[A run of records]
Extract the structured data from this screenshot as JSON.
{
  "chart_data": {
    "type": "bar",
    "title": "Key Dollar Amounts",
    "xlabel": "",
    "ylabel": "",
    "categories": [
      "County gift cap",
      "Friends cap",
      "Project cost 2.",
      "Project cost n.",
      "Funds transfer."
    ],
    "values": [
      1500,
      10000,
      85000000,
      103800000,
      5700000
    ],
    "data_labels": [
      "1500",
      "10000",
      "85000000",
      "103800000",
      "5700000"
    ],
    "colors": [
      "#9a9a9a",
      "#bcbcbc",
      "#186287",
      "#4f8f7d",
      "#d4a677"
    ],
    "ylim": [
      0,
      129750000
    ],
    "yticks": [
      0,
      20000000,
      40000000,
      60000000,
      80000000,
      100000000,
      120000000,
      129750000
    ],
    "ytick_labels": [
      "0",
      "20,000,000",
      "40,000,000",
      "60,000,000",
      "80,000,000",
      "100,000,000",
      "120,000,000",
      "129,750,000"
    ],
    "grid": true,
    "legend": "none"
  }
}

WHAT THE TASK ASKS:
Type out the material again exactly as presented.

SOLUTION BELOW:
Extract the structured data from this screenshot as JSON.
{
  "chart_data": {
    "type": "bar",
    "title": "Key Dollar Amounts",
    "xlabel": "",
    "ylabel": "",
    "categories": [
      "County gift cap",
      "Friends cap",
      "Project cost 2.",
      "Project cost n.",
      "Funds transfer."
    ],
    "values": [
      1500,
      10000,
      85000000,
      103800000,
      5700000
    ],
    "data_labels": [
      "1500",
      "10000",
      "85000000",
      "103800000",
      "5700000"
    ],
    "colors": [
      "#9a9a9a",
      "#bcbcbc",
      "#186287",
      "#4f8f7d",
      "#d4a677"
    ],
    "ylim": [
      0,
      129750000
    ],
    "yticks": [
      0,
      20000000,
      40000000,
      60000000,
      80000000,
      100000000,
      120000000,
      129750000
    ],
    "ytick_labels": [
      "0",
      "20,000,000",
      "40,000,000",
      "60,000,000",
      "80,000,000",
      "100,000,000",
      "120,000,000",
      "129,750,000"
    ],
    "grid": true,
    "legend": "none"
  }
}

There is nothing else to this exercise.